╭──
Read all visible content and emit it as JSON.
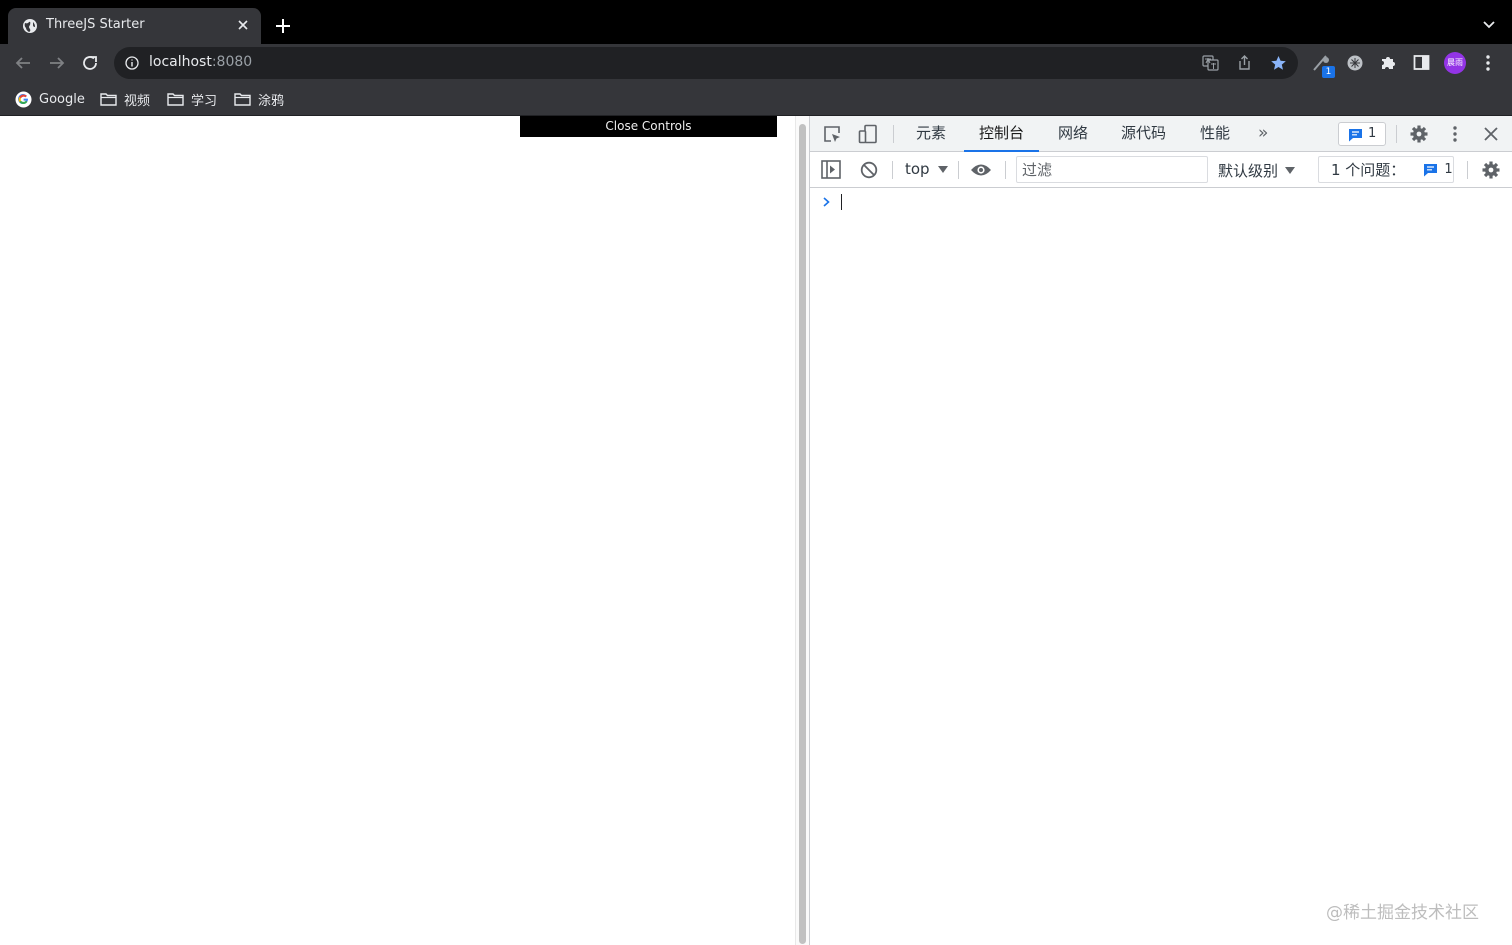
{
  "tab": {
    "title": "ThreeJS Starter",
    "favicon": "globe-icon"
  },
  "address": {
    "host": "localhost",
    "port": ":8080"
  },
  "profile": {
    "initials": "晨雨",
    "color": "#9334e6"
  },
  "extensions": {
    "badge": "1"
  },
  "bookmarks": [
    {
      "label": "Google",
      "icon": "google-icon"
    },
    {
      "label": "视频",
      "icon": "folder-icon"
    },
    {
      "label": "学习",
      "icon": "folder-icon"
    },
    {
      "label": "涂鸦",
      "icon": "folder-icon"
    }
  ],
  "page": {
    "close_controls": "Close Controls"
  },
  "devtools": {
    "tabs": [
      {
        "label": "元素"
      },
      {
        "label": "控制台",
        "active": true
      },
      {
        "label": "网络"
      },
      {
        "label": "源代码"
      },
      {
        "label": "性能"
      }
    ],
    "more": "»",
    "issue_count": "1",
    "context": "top",
    "filter_placeholder": "过滤",
    "level": "默认级别",
    "issues_label": "1 个问题：",
    "issues_count": "1",
    "accent": "#1a73e8"
  },
  "watermark": "@稀土掘金技术社区"
}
╰──
* [Task statement] Pictures in the records must not appear in the copy; transcribe everything else precisely.

* [Solution]
Read all visible content and emit it as JSON.
{
  "tab": {
    "title": "ThreeJS Starter",
    "favicon": "globe-icon"
  },
  "address": {
    "host": "localhost",
    "port": ":8080"
  },
  "profile": {
    "initials": "晨雨",
    "color": "#9334e6"
  },
  "extensions": {
    "badge": "1"
  },
  "bookmarks": [
    {
      "label": "Google",
      "icon": "google-icon"
    },
    {
      "label": "视频",
      "icon": "folder-icon"
    },
    {
      "label": "学习",
      "icon": "folder-icon"
    },
    {
      "label": "涂鸦",
      "icon": "folder-icon"
    }
  ],
  "page": {
    "close_controls": "Close Controls"
  },
  "devtools": {
    "tabs": [
      {
        "label": "元素"
      },
      {
        "label": "控制台",
        "active": true
      },
      {
        "label": "网络"
      },
      {
        "label": "源代码"
      },
      {
        "label": "性能"
      }
    ],
    "more": "»",
    "issue_count": "1",
    "context": "top",
    "filter_placeholder": "过滤",
    "level": "默认级别",
    "issues_label": "1 个问题：",
    "issues_count": "1",
    "accent": "#1a73e8"
  },
  "watermark": "@稀土掘金技术社区"
}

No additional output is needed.